• [EXERCISE GOAL]: Every line of the material is to be repeated exactly as it stands.
# START OF SUPPLIED RECORDS
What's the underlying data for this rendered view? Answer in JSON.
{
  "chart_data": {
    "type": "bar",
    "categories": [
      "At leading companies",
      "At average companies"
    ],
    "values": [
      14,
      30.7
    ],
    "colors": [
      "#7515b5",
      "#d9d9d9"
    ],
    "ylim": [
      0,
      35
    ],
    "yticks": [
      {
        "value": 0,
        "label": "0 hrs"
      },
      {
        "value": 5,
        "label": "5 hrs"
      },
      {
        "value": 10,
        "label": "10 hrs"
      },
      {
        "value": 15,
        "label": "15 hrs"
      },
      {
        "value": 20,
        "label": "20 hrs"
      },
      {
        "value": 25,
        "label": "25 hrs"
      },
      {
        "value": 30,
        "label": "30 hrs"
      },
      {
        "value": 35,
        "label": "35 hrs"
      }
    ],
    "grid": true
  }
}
# END OF SUPPLIED RECORDS
• [TASK OUTPUT]:
What's the underlying data for this rendered view? Answer in JSON.
{
  "chart_data": {
    "type": "bar",
    "categories": [
      "At leading companies",
      "At average companies"
    ],
    "values": [
      14,
      30.7
    ],
    "colors": [
      "#7515b5",
      "#d9d9d9"
    ],
    "ylim": [
      0,
      35
    ],
    "yticks": [
      {
        "value": 0,
        "label": "0 hrs"
      },
      {
        "value": 5,
        "label": "5 hrs"
      },
      {
        "value": 10,
        "label": "10 hrs"
      },
      {
        "value": 15,
        "label": "15 hrs"
      },
      {
        "value": 20,
        "label": "20 hrs"
      },
      {
        "value": 25,
        "label": "25 hrs"
      },
      {
        "value": 30,
        "label": "30 hrs"
      },
      {
        "value": 35,
        "label": "35 hrs"
      }
    ],
    "grid": true
  }
}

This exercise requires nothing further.